## Begin Supplied material

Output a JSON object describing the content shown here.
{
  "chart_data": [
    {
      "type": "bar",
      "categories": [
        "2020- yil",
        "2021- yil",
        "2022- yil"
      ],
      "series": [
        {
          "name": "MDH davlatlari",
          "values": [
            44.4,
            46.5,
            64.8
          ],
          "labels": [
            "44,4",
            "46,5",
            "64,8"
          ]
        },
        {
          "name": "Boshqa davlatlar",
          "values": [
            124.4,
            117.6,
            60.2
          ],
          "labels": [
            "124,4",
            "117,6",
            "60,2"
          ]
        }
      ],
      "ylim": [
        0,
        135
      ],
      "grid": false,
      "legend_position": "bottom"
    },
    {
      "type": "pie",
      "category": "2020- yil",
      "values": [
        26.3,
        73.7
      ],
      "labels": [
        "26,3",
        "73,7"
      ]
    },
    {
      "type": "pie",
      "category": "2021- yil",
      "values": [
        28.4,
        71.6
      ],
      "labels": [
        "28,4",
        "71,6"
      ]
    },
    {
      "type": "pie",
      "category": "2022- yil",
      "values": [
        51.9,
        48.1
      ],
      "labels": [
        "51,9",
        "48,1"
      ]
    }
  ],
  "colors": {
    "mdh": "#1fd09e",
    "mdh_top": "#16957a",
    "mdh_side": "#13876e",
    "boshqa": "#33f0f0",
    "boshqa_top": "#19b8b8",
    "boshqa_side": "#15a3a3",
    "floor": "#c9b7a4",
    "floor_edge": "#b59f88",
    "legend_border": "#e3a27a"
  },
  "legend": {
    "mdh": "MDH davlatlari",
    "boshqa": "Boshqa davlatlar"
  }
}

## End Supplied material

| Short exercise |
Search the data for the word "davlatlari" and copy each line where it appears.

| Written response |
          "name": "MDH davlatlari",
    "mdh": "MDH davlatlari",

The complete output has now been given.